→ **WORK TO DO**:
Count how many lines of the material hold "text". Respond with that number alone.

___

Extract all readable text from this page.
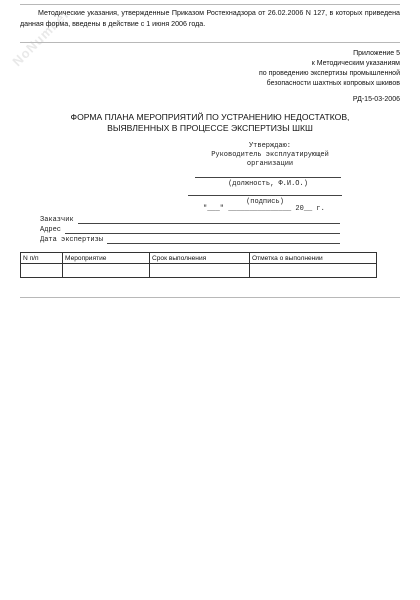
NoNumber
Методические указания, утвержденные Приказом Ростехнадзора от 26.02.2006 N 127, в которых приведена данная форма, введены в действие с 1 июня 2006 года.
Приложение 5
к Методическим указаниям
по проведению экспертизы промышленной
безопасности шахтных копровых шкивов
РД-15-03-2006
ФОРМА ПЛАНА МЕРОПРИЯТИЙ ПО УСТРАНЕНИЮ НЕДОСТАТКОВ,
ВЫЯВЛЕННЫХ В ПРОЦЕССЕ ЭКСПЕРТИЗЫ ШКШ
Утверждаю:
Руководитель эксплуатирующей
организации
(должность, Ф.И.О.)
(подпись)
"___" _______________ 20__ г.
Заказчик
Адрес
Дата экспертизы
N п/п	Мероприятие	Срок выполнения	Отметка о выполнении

___

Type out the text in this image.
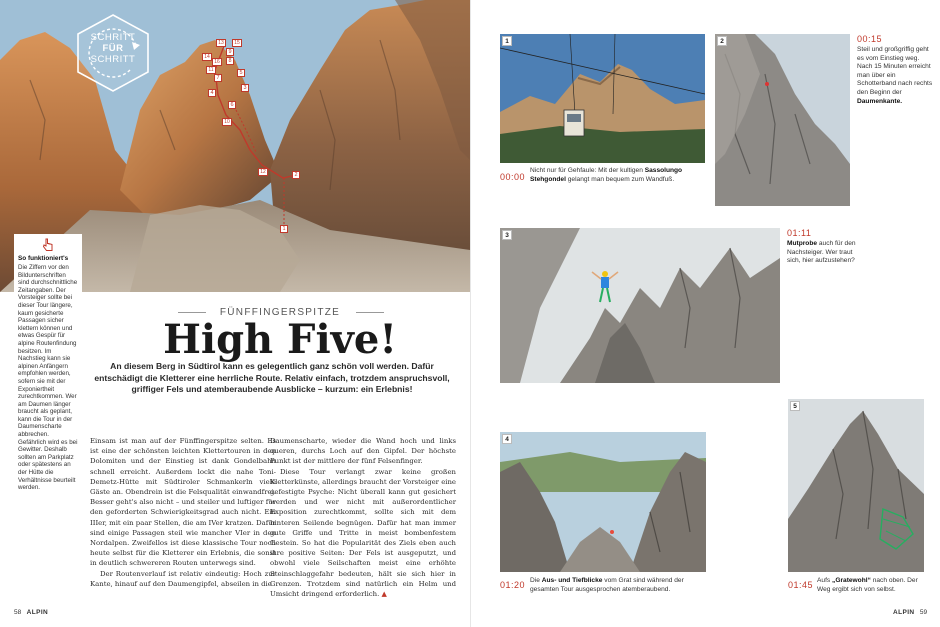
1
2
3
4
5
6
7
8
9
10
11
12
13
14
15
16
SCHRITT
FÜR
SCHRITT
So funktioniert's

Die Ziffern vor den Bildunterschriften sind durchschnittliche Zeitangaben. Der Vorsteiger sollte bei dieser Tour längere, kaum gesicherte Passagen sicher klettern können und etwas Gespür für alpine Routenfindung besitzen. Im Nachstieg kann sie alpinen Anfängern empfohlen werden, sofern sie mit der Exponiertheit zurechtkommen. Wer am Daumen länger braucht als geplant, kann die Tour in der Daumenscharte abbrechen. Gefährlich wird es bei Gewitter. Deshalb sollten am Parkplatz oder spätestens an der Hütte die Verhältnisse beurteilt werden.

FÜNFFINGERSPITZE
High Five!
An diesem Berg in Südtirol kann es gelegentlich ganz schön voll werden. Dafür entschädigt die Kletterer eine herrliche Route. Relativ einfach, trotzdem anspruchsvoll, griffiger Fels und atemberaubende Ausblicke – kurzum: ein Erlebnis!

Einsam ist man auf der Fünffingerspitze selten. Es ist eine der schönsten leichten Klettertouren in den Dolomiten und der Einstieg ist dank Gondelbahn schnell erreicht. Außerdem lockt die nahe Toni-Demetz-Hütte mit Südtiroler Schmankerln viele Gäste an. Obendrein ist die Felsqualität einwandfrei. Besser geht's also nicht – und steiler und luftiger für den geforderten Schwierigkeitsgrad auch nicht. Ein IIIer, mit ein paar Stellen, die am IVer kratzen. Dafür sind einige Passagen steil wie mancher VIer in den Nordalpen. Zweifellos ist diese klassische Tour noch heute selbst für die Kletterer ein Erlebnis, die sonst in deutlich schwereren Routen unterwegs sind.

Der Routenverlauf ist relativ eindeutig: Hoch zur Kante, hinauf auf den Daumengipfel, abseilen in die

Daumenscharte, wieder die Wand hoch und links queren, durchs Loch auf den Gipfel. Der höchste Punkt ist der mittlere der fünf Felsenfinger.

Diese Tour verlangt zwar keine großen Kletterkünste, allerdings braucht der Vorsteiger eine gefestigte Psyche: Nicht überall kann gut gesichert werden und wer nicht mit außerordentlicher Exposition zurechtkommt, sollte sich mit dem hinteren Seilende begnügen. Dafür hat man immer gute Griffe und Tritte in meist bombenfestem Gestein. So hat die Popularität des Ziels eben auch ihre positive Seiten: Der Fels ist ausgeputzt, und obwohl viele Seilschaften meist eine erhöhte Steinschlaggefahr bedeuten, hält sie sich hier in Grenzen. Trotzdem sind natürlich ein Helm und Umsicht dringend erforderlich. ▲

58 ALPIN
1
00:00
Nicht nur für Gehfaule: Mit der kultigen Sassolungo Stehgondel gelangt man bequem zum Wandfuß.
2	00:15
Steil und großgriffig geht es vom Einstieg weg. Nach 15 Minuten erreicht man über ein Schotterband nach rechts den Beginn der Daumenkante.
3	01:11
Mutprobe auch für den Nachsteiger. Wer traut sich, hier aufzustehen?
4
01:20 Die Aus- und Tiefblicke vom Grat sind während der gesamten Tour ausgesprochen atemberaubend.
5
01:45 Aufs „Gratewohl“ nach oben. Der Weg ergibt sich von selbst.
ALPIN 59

___

→ **RESULT OF THIS TASK**:
2